[Records excerpted from a collection]

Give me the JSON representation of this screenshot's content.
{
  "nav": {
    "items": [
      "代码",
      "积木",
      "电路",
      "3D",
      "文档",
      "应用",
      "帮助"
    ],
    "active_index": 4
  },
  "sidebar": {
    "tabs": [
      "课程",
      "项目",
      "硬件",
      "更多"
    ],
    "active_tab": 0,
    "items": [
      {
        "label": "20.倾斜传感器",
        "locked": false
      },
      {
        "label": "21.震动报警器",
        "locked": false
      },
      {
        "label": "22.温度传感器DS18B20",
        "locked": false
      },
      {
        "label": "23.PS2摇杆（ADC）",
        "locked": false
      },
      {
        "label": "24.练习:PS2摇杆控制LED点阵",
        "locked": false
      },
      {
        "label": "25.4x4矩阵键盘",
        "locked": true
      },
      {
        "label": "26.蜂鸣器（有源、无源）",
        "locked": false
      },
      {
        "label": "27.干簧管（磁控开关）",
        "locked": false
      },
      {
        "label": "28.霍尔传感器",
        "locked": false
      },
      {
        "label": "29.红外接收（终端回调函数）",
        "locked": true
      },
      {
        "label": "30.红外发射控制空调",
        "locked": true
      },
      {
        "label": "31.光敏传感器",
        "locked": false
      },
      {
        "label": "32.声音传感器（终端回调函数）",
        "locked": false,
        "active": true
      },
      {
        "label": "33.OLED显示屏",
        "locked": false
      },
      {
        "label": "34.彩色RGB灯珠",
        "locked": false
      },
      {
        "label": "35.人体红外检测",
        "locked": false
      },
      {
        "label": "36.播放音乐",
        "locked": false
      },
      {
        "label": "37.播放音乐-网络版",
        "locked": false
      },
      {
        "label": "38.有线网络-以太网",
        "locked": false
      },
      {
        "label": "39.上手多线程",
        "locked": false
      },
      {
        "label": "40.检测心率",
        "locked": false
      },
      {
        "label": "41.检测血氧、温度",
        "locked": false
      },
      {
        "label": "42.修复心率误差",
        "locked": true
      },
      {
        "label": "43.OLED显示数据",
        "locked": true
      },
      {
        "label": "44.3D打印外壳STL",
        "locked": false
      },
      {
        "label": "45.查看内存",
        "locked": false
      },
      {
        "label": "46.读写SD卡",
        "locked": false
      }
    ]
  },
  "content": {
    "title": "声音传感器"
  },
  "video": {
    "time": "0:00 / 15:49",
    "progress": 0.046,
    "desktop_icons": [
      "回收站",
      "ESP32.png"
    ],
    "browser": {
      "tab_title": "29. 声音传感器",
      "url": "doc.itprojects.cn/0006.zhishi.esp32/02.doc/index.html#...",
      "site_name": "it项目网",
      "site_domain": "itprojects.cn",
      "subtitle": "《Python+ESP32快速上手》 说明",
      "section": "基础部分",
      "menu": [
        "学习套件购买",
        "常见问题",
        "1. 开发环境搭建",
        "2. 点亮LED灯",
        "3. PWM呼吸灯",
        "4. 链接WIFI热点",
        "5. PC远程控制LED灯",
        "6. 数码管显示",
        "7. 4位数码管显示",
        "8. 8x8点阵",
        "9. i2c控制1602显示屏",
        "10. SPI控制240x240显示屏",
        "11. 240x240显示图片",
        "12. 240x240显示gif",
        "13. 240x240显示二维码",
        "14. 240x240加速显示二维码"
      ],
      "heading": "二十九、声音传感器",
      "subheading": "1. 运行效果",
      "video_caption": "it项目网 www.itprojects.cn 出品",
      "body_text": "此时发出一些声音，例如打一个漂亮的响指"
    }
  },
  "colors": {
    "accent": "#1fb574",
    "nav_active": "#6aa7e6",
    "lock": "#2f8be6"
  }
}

§ **Instruction**
Output the lines above verbatim and in full.

§ **Solution to this task**
Give me the JSON representation of this screenshot's content.
{
  "nav": {
    "items": [
      "代码",
      "积木",
      "电路",
      "3D",
      "文档",
      "应用",
      "帮助"
    ],
    "active_index": 4
  },
  "sidebar": {
    "tabs": [
      "课程",
      "项目",
      "硬件",
      "更多"
    ],
    "active_tab": 0,
    "items": [
      {
        "label": "20.倾斜传感器",
        "locked": false
      },
      {
        "label": "21.震动报警器",
        "locked": false
      },
      {
        "label": "22.温度传感器DS18B20",
        "locked": false
      },
      {
        "label": "23.PS2摇杆（ADC）",
        "locked": false
      },
      {
        "label": "24.练习:PS2摇杆控制LED点阵",
        "locked": false
      },
      {
        "label": "25.4x4矩阵键盘",
        "locked": true
      },
      {
        "label": "26.蜂鸣器（有源、无源）",
        "locked": false
      },
      {
        "label": "27.干簧管（磁控开关）",
        "locked": false
      },
      {
        "label": "28.霍尔传感器",
        "locked": false
      },
      {
        "label": "29.红外接收（终端回调函数）",
        "locked": true
      },
      {
        "label": "30.红外发射控制空调",
        "locked": true
      },
      {
        "label": "31.光敏传感器",
        "locked": false
      },
      {
        "label": "32.声音传感器（终端回调函数）",
        "locked": false,
        "active": true
      },
      {
        "label": "33.OLED显示屏",
        "locked": false
      },
      {
        "label": "34.彩色RGB灯珠",
        "locked": false
      },
      {
        "label": "35.人体红外检测",
        "locked": false
      },
      {
        "label": "36.播放音乐",
        "locked": false
      },
      {
        "label": "37.播放音乐-网络版",
        "locked": false
      },
      {
        "label": "38.有线网络-以太网",
        "locked": false
      },
      {
        "label": "39.上手多线程",
        "locked": false
      },
      {
        "label": "40.检测心率",
        "locked": false
      },
      {
        "label": "41.检测血氧、温度",
        "locked": false
      },
      {
        "label": "42.修复心率误差",
        "locked": true
      },
      {
        "label": "43.OLED显示数据",
        "locked": true
      },
      {
        "label": "44.3D打印外壳STL",
        "locked": false
      },
      {
        "label": "45.查看内存",
        "locked": false
      },
      {
        "label": "46.读写SD卡",
        "locked": false
      }
    ]
  },
  "content": {
    "title": "声音传感器"
  },
  "video": {
    "time": "0:00 / 15:49",
    "progress": 0.046,
    "desktop_icons": [
      "回收站",
      "ESP32.png"
    ],
    "browser": {
      "tab_title": "29. 声音传感器",
      "url": "doc.itprojects.cn/0006.zhishi.esp32/02.doc/index.html#...",
      "site_name": "it项目网",
      "site_domain": "itprojects.cn",
      "subtitle": "《Python+ESP32快速上手》 说明",
      "section": "基础部分",
      "menu": [
        "学习套件购买",
        "常见问题",
        "1. 开发环境搭建",
        "2. 点亮LED灯",
        "3. PWM呼吸灯",
        "4. 链接WIFI热点",
        "5. PC远程控制LED灯",
        "6. 数码管显示",
        "7. 4位数码管显示",
        "8. 8x8点阵",
        "9. i2c控制1602显示屏",
        "10. SPI控制240x240显示屏",
        "11. 240x240显示图片",
        "12. 240x240显示gif",
        "13. 240x240显示二维码",
        "14. 240x240加速显示二维码"
      ],
      "heading": "二十九、声音传感器",
      "subheading": "1. 运行效果",
      "video_caption": "it项目网 www.itprojects.cn 出品",
      "body_text": "此时发出一些声音，例如打一个漂亮的响指"
    }
  },
  "colors": {
    "accent": "#1fb574",
    "nav_active": "#6aa7e6",
    "lock": "#2f8be6"
  }
}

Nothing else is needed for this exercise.